> **TEXT SECTION**:
================================
Other Coordinate Systems

This page is a catch-all for the location systems you'll meet beyond the big fourlat/lon, UTM, MGRS, and USNG. Two come up most often: other countries' national metric grids, and the Public Land Survey System, the land-description grid used across much of the United States.

UTM isn't the only square metric grid

UTM, MGRS, and USNG are the metric grids most people in the U.S. encounter, but they aren't the only ones. Many countries publish their own national grid: the British National Grid, the Irish Grid, and various UTM-like national systems across Europe and beyond. They all share the same basic idea — a square grid measured in meters, laid over a map projection, with easting and northing read off the grid lines.

The practical takeaway: the skills you learned for UTM transfer. Identify the grid square, measure how far east and how far north your point sits inside it, combine that with the printed grid labels. The mechanics are the same; only the projection underneath and the labeling conventions differ.
================================
> **INPUT DATA**:
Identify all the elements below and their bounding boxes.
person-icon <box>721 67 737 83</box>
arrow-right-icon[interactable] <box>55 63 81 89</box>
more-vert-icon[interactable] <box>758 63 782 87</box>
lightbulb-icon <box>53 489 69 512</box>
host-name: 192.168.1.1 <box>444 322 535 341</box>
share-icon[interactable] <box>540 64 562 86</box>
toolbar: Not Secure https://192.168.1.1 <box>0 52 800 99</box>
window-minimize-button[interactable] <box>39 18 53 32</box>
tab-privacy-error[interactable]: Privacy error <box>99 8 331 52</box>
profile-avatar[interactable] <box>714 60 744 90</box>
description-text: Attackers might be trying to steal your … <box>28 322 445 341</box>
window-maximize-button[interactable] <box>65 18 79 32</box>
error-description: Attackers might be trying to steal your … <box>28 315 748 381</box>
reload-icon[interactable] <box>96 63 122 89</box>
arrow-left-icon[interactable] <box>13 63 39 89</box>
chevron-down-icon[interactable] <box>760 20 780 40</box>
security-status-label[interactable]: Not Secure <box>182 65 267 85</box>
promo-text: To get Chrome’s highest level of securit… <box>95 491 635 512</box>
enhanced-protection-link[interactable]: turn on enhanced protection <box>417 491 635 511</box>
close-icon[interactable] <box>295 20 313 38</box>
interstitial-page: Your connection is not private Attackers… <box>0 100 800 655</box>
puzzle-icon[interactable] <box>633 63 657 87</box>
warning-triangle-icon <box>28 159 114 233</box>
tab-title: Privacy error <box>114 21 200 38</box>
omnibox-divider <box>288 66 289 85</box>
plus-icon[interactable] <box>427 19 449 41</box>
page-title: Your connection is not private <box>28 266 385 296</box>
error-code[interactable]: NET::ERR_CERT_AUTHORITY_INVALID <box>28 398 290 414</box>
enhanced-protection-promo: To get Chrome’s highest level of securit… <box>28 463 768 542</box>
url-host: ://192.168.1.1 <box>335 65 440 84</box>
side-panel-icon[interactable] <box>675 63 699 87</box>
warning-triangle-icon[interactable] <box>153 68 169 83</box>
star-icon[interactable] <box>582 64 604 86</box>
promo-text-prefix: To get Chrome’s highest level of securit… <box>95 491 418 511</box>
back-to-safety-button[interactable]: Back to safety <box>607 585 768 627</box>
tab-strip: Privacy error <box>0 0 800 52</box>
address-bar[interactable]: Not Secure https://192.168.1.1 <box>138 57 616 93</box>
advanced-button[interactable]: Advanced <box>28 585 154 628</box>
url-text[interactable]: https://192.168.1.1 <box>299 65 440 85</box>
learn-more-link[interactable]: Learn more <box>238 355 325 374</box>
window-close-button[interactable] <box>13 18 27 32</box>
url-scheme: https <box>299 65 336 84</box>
================================
> **PROBLEM DESCRIPTION**: What comes next in the text on other coordinate systems after its last paragraph? The material has no connection to the text on other coordinate systems.

> **ANSWER SECTION**:
Why your MapTools ruler still works

Here's the part that matters when you're standing over a foreign map: a MapTools grid tool, slot tool, or ruler reads in meters, so it works on any square metric grid — not just UTM. The tool doesn't know or care whether the grid lines belong to UTM, the British National Grid, or an Irish map. It only cares about one thing:

The tool's scale must match the map's scale.

If you have a 1:25,000 tool and a 1:25,000 map with a 1,000-meter grid, the tool reads that grid correctly regardless of which national system drew it. The 1,000-meter square on the British National Grid is the same physical size as a 1,000-meter UTM square, so the same marked edges measure it. This is why a single metric ruler at the right scale is so useful when you travel — see Map Scale for matching tool scale to map scale.

What to watch for

Three cautions when working with a non-UTM national grid:

  • The numbers don't mean what UTM numbers mean. Eastings and northings are measured from that grid's own origin, not UTM's. Don't hand a British National Grid coordinate to someone expecting UTM — they'll plot it in the wrong place.
  • Set your GPS to match the grid. To read or enter coordinates in one of these other square metric grids, change your GPS's coordinate (position) format to that grid system — British National Grid, Irish Grid, and the like are standard options on most receivers. With the format set to match, the numbers your GPS shows line up with the numbers printed on the map.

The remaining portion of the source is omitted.